-- Série de consignes --
1/ Recopiez, dans le texte sur la radicalité de l'Éducation permanente, le passage qui va de "L’idée reçue que" jusqu'à "se légitime-t-elle d’elle-même ?".
2/ Rédigez la suite du texte sur la radicalité de l'Éducation permanente, en reprenant juste après sa dernière phrase.
══ Texte à lire ══
L’idée reçue que l’Éducation permanente manque de radicalité perdure et, pourtant, elle n’est pas justifiée. Sa présence sur le pavé et dans les manifestations le prouve. Les mouvements féministes, les actions pour les migrants et les actions LGBTQIA+, souvent les plus remarqués, en sont une autre preuve. Lorsque que les discours ne rencontrent plus le citoyen, la désobéissance civile se légitime-t-elle d’elle-même ?

« L’immobilisme est antinomique lorsque tu es militant et engagé. Lorsque les discours ne sont plus entendus, je peux comprendre que des actions en viennent à se « radicaliser ». — –

D’ailleurs, le mot « radical » ne s’associe pas toujours à l’éloge de la violence (religieuse) ou du chaos comme beaucoup aiment à le penser. C’est un mot latin qui signifie racine. Pour toucher la racine du problème, parfois des actions montent d’un cran, voire plusieurs. Il faut pouvoir entendre cette colère, cette rage, cette révolte nécessaire quand, en face, le mépris et le déni sont les seules réponses. Le système de sécurité sociale reposant sur la solidarité n’a pas été obtenu avec les seuls calicots. Il est erroné de penser que l’on puisse transformer une société sans heurt et sans barricade. L’histoire sociale en est jalonnée ».
═══
══ Liste des entrées ══
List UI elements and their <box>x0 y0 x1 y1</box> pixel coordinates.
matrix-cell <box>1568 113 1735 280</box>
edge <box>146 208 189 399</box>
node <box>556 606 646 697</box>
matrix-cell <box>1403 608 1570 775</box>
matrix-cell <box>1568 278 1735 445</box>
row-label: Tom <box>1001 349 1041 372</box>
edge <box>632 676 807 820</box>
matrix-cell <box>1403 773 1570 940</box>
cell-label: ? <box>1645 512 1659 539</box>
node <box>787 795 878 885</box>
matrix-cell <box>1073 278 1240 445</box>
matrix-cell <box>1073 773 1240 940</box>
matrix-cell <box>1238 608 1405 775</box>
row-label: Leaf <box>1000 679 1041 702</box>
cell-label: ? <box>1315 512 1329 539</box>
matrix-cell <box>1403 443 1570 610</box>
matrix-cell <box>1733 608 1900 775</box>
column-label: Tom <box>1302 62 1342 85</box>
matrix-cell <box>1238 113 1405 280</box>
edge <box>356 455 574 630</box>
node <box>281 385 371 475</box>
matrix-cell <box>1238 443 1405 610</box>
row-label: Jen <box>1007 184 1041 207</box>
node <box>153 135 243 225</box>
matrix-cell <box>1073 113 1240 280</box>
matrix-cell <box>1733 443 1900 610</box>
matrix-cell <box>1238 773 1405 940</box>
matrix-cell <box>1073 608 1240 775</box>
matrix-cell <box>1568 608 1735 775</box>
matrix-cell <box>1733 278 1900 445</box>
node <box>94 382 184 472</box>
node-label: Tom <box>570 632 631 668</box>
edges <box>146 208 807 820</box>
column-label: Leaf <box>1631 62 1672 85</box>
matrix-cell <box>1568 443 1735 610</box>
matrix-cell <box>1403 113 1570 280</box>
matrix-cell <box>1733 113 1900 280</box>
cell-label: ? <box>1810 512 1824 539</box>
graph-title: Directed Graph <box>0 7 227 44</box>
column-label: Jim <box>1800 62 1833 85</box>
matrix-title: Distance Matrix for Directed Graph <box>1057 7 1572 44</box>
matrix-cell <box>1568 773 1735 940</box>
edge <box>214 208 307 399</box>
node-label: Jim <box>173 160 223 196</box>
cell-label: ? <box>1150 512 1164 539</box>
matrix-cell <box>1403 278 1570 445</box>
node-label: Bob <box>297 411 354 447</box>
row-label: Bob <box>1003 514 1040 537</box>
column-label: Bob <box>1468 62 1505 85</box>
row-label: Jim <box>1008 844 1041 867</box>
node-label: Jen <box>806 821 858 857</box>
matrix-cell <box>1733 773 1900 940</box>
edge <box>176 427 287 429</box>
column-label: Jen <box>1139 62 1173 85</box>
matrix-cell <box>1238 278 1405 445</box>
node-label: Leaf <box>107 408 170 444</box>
═══
-- Réponses aux exercices --
1/
L’idée reçue que l’Éducation permanente manque de radicalité perdure et, pourtant, elle n’est pas justifiée. Sa présence sur le pavé et dans les manifestations le prouve. Les mouvements féministes, les actions pour les migrants et les actions LGBTQIA+, souvent les plus remarqués, en sont une autre preuve. Lorsque que les discours ne rencontrent plus le citoyen, la désobéissance civile se légitime-t-elle d’elle-même ?

2/
Farah Ismaïli nous a dessiné le squelette du Magazine N°3 de PointCulture en proposant des interviews de différents représentants du secteur de la lutte ainsi que des articles sur les grandes questions relatives aux nombreux combats dans nos sociétés contemporaines. Tout un programme à savourer de la casquette aux rangers, un poing c’est tout !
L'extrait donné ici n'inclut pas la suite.